**Challenge**. Print all the entries verbatim.
#### Provided records ####
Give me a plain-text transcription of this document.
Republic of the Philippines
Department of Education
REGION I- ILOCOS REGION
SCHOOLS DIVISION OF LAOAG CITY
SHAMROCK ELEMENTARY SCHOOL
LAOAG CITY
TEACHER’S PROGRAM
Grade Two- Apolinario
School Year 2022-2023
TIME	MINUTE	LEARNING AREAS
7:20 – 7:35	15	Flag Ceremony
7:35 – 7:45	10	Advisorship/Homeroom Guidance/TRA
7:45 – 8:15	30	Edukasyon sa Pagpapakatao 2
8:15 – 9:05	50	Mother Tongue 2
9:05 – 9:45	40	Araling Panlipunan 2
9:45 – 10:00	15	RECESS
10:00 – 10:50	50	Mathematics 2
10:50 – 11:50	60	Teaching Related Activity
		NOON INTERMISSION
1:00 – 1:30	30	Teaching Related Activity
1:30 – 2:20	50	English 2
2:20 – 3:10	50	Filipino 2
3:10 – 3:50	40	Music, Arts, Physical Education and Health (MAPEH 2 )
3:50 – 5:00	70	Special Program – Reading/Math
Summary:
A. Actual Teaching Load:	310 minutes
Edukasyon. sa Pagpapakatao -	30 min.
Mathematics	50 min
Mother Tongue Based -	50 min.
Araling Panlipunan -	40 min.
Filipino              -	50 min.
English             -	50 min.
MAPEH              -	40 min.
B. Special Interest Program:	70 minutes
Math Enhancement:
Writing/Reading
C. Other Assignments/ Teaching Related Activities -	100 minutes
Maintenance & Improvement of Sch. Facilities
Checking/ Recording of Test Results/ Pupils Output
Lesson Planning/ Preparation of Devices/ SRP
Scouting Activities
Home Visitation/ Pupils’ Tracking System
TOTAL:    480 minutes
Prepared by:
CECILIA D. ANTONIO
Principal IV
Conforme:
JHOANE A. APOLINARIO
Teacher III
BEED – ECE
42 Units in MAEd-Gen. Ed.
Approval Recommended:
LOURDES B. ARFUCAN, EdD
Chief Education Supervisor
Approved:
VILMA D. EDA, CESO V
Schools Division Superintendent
####
**Answer to the exercise**.
Give me a plain-text transcription of this document.
Republic of the Philippines
Department of Education
REGION I- ILOCOS REGION
SCHOOLS DIVISION OF LAOAG CITY
SHAMROCK ELEMENTARY SCHOOL
LAOAG CITY
TEACHER’S PROGRAM
Grade Two- Apolinario
School Year 2022-2023
TIME	MINUTE	LEARNING AREAS
7:20 – 7:35	15	Flag Ceremony
7:35 – 7:45	10	Advisorship/Homeroom Guidance/TRA
7:45 – 8:15	30	Edukasyon sa Pagpapakatao 2
8:15 – 9:05	50	Mother Tongue 2
9:05 – 9:45	40	Araling Panlipunan 2
9:45 – 10:00	15	RECESS
10:00 – 10:50	50	Mathematics 2
10:50 – 11:50	60	Teaching Related Activity
		NOON INTERMISSION
1:00 – 1:30	30	Teaching Related Activity
1:30 – 2:20	50	English 2
2:20 – 3:10	50	Filipino 2
3:10 – 3:50	40	Music, Arts, Physical Education and Health (MAPEH 2 )
3:50 – 5:00	70	Special Program – Reading/Math
Summary:
A. Actual Teaching Load:	310 minutes
Edukasyon. sa Pagpapakatao -	30 min.
Mathematics	50 min
Mother Tongue Based -	50 min.
Araling Panlipunan -	40 min.
Filipino              -	50 min.
English             -	50 min.
MAPEH              -	40 min.
B. Special Interest Program:	70 minutes
Math Enhancement:
Writing/Reading
C. Other Assignments/ Teaching Related Activities -	100 minutes
Maintenance & Improvement of Sch. Facilities
Checking/ Recording of Test Results/ Pupils Output
Lesson Planning/ Preparation of Devices/ SRP
Scouting Activities
Home Visitation/ Pupils’ Tracking System
TOTAL:    480 minutes
Prepared by:
CECILIA D. ANTONIO
Principal IV
Conforme:
JHOANE A. APOLINARIO
Teacher III
BEED – ECE
42 Units in MAEd-Gen. Ed.
Approval Recommended:
LOURDES B. ARFUCAN, EdD
Chief Education Supervisor
Approved:
VILMA D. EDA, CESO V
Schools Division Superintendent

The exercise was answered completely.